__TO BE DONE__:
Set the listing down again in full, word for word, with the pictures left out.

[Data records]

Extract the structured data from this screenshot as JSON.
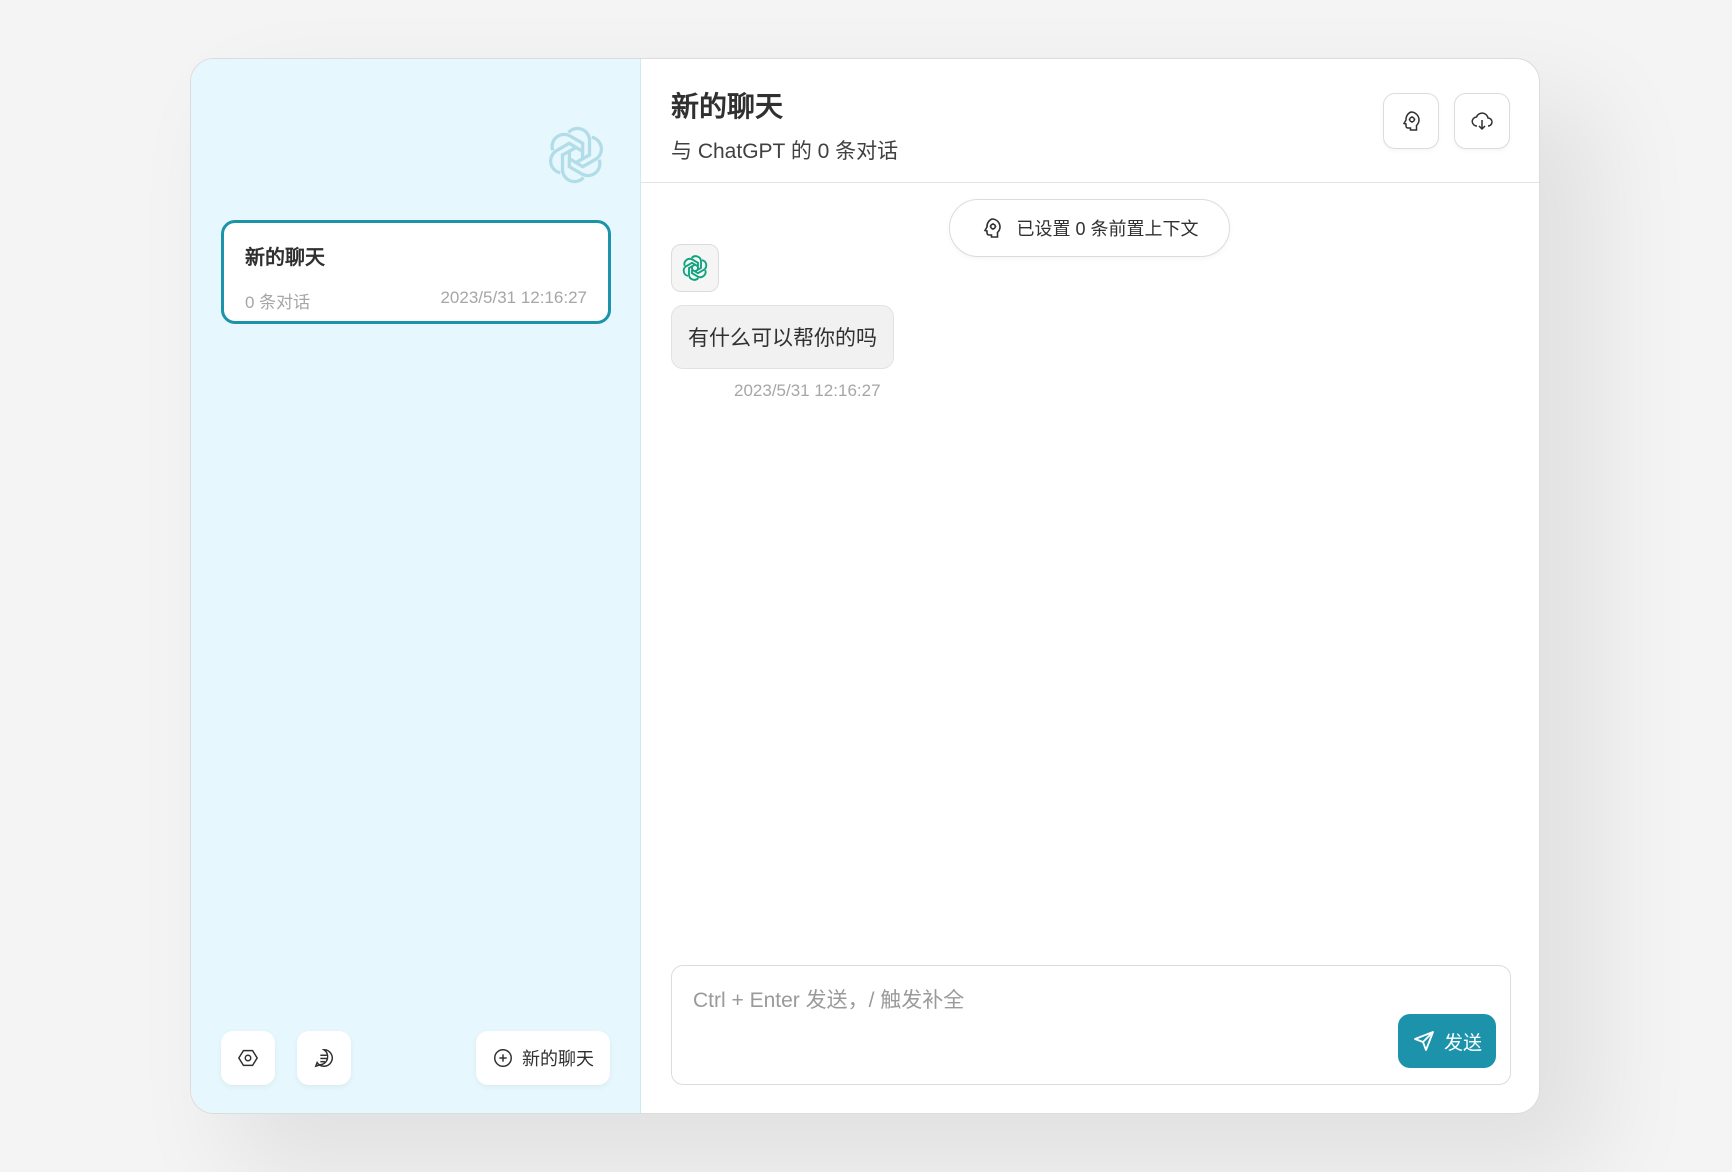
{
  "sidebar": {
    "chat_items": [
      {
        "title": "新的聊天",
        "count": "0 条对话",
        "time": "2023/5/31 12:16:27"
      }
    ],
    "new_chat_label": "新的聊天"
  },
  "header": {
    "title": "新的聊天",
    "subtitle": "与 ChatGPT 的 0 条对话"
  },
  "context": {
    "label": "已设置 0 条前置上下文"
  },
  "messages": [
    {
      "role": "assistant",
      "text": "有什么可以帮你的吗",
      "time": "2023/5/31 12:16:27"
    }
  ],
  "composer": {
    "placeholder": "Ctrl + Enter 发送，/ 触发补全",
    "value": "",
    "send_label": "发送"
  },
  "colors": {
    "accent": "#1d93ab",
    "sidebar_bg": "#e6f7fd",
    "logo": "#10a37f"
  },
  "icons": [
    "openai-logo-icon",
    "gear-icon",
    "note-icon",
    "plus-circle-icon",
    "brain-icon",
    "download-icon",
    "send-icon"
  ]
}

__RESPONSE__:
Extract the structured data from this screenshot as JSON.
{
  "sidebar": {
    "chat_items": [
      {
        "title": "新的聊天",
        "count": "0 条对话",
        "time": "2023/5/31 12:16:27"
      }
    ],
    "new_chat_label": "新的聊天"
  },
  "header": {
    "title": "新的聊天",
    "subtitle": "与 ChatGPT 的 0 条对话"
  },
  "context": {
    "label": "已设置 0 条前置上下文"
  },
  "messages": [
    {
      "role": "assistant",
      "text": "有什么可以帮你的吗",
      "time": "2023/5/31 12:16:27"
    }
  ],
  "composer": {
    "placeholder": "Ctrl + Enter 发送，/ 触发补全",
    "value": "",
    "send_label": "发送"
  },
  "colors": {
    "accent": "#1d93ab",
    "sidebar_bg": "#e6f7fd",
    "logo": "#10a37f"
  },
  "icons": [
    "openai-logo-icon",
    "gear-icon",
    "note-icon",
    "plus-circle-icon",
    "brain-icon",
    "download-icon",
    "send-icon"
  ]
}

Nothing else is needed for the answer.